[Extracted records]
/---
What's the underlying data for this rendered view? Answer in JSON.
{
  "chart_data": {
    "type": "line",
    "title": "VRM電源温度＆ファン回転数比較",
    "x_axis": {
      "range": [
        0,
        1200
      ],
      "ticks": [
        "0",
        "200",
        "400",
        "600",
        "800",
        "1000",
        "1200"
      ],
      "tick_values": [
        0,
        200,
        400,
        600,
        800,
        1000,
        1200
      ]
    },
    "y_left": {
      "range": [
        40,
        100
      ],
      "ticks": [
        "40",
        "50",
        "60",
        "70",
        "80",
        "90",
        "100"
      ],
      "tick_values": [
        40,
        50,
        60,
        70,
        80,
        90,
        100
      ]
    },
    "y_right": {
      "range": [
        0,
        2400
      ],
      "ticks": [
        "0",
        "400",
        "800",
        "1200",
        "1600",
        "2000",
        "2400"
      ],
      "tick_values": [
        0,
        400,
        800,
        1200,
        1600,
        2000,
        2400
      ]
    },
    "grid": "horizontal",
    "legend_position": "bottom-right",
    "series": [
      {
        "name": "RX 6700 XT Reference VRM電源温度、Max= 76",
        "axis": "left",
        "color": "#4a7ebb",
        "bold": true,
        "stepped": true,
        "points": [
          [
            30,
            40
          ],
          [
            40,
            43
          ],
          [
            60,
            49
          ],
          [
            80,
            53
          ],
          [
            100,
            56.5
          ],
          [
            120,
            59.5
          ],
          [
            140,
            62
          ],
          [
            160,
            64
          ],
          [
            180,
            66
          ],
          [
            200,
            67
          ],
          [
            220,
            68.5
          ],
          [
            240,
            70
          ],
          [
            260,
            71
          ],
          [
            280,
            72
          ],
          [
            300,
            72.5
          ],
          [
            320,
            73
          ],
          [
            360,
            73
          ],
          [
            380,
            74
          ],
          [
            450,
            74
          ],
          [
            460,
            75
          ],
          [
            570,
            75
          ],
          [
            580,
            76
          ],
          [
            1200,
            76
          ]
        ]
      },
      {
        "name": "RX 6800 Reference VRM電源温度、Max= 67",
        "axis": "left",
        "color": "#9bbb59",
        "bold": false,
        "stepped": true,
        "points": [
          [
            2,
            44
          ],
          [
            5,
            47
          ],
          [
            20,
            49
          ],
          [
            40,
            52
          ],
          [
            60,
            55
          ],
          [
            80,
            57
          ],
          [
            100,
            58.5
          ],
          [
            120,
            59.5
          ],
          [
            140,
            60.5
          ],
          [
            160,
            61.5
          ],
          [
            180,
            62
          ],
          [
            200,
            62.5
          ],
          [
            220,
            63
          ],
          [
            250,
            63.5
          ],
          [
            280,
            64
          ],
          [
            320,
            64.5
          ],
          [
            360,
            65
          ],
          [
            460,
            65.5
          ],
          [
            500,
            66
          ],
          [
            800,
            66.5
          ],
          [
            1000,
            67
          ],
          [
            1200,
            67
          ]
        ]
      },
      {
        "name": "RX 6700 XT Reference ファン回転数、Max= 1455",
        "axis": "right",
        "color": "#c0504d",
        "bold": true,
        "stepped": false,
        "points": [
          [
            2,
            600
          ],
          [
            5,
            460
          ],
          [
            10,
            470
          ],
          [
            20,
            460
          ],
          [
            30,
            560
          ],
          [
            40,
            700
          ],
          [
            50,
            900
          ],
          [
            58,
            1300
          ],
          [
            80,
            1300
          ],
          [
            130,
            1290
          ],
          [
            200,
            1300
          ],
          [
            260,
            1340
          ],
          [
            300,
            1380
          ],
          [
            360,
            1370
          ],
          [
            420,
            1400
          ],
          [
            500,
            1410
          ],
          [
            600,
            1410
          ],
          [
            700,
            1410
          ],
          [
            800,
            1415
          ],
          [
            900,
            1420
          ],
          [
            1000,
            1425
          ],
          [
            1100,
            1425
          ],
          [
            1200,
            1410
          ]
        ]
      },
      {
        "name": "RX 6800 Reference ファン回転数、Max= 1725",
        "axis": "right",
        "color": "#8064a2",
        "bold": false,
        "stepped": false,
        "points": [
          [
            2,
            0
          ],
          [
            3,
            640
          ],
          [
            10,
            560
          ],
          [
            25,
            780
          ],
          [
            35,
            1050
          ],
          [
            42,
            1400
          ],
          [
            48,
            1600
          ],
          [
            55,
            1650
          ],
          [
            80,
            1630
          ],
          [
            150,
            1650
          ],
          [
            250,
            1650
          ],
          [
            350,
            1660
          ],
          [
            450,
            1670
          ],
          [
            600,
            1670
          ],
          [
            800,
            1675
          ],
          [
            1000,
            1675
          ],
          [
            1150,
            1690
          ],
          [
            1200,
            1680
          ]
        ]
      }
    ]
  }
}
\---
• YOUR TASK: Copy out the full listing exactly.

• REPLY TO THE TASK:
What's the underlying data for this rendered view? Answer in JSON.
{
  "chart_data": {
    "type": "line",
    "title": "VRM電源温度＆ファン回転数比較",
    "x_axis": {
      "range": [
        0,
        1200
      ],
      "ticks": [
        "0",
        "200",
        "400",
        "600",
        "800",
        "1000",
        "1200"
      ],
      "tick_values": [
        0,
        200,
        400,
        600,
        800,
        1000,
        1200
      ]
    },
    "y_left": {
      "range": [
        40,
        100
      ],
      "ticks": [
        "40",
        "50",
        "60",
        "70",
        "80",
        "90",
        "100"
      ],
      "tick_values": [
        40,
        50,
        60,
        70,
        80,
        90,
        100
      ]
    },
    "y_right": {
      "range": [
        0,
        2400
      ],
      "ticks": [
        "0",
        "400",
        "800",
        "1200",
        "1600",
        "2000",
        "2400"
      ],
      "tick_values": [
        0,
        400,
        800,
        1200,
        1600,
        2000,
        2400
      ]
    },
    "grid": "horizontal",
    "legend_position": "bottom-right",
    "series": [
      {
        "name": "RX 6700 XT Reference VRM電源温度、Max= 76",
        "axis": "left",
        "color": "#4a7ebb",
        "bold": true,
        "stepped": true,
        "points": [
          [
            30,
            40
          ],
          [
            40,
            43
          ],
          [
            60,
            49
          ],
          [
            80,
            53
          ],
          [
            100,
            56.5
          ],
          [
            120,
            59.5
          ],
          [
            140,
            62
          ],
          [
            160,
            64
          ],
          [
            180,
            66
          ],
          [
            200,
            67
          ],
          [
            220,
            68.5
          ],
          [
            240,
            70
          ],
          [
            260,
            71
          ],
          [
            280,
            72
          ],
          [
            300,
            72.5
          ],
          [
            320,
            73
          ],
          [
            360,
            73
          ],
          [
            380,
            74
          ],
          [
            450,
            74
          ],
          [
            460,
            75
          ],
          [
            570,
            75
          ],
          [
            580,
            76
          ],
          [
            1200,
            76
          ]
        ]
      },
      {
        "name": "RX 6800 Reference VRM電源温度、Max= 67",
        "axis": "left",
        "color": "#9bbb59",
        "bold": false,
        "stepped": true,
        "points": [
          [
            2,
            44
          ],
          [
            5,
            47
          ],
          [
            20,
            49
          ],
          [
            40,
            52
          ],
          [
            60,
            55
          ],
          [
            80,
            57
          ],
          [
            100,
            58.5
          ],
          [
            120,
            59.5
          ],
          [
            140,
            60.5
          ],
          [
            160,
            61.5
          ],
          [
            180,
            62
          ],
          [
            200,
            62.5
          ],
          [
            220,
            63
          ],
          [
            250,
            63.5
          ],
          [
            280,
            64
          ],
          [
            320,
            64.5
          ],
          [
            360,
            65
          ],
          [
            460,
            65.5
          ],
          [
            500,
            66
          ],
          [
            800,
            66.5
          ],
          [
            1000,
            67
          ],
          [
            1200,
            67
          ]
        ]
      },
      {
        "name": "RX 6700 XT Reference ファン回転数、Max= 1455",
        "axis": "right",
        "color": "#c0504d",
        "bold": true,
        "stepped": false,
        "points": [
          [
            2,
            600
          ],
          [
            5,
            460
          ],
          [
            10,
            470
          ],
          [
            20,
            460
          ],
          [
            30,
            560
          ],
          [
            40,
            700
          ],
          [
            50,
            900
          ],
          [
            58,
            1300
          ],
          [
            80,
            1300
          ],
          [
            130,
            1290
          ],
          [
            200,
            1300
          ],
          [
            260,
            1340
          ],
          [
            300,
            1380
          ],
          [
            360,
            1370
          ],
          [
            420,
            1400
          ],
          [
            500,
            1410
          ],
          [
            600,
            1410
          ],
          [
            700,
            1410
          ],
          [
            800,
            1415
          ],
          [
            900,
            1420
          ],
          [
            1000,
            1425
          ],
          [
            1100,
            1425
          ],
          [
            1200,
            1410
          ]
        ]
      },
      {
        "name": "RX 6800 Reference ファン回転数、Max= 1725",
        "axis": "right",
        "color": "#8064a2",
        "bold": false,
        "stepped": false,
        "points": [
          [
            2,
            0
          ],
          [
            3,
            640
          ],
          [
            10,
            560
          ],
          [
            25,
            780
          ],
          [
            35,
            1050
          ],
          [
            42,
            1400
          ],
          [
            48,
            1600
          ],
          [
            55,
            1650
          ],
          [
            80,
            1630
          ],
          [
            150,
            1650
          ],
          [
            250,
            1650
          ],
          [
            350,
            1660
          ],
          [
            450,
            1670
          ],
          [
            600,
            1670
          ],
          [
            800,
            1675
          ],
          [
            1000,
            1675
          ],
          [
            1150,
            1690
          ],
          [
            1200,
            1680
          ]
        ]
      }
    ]
  }
}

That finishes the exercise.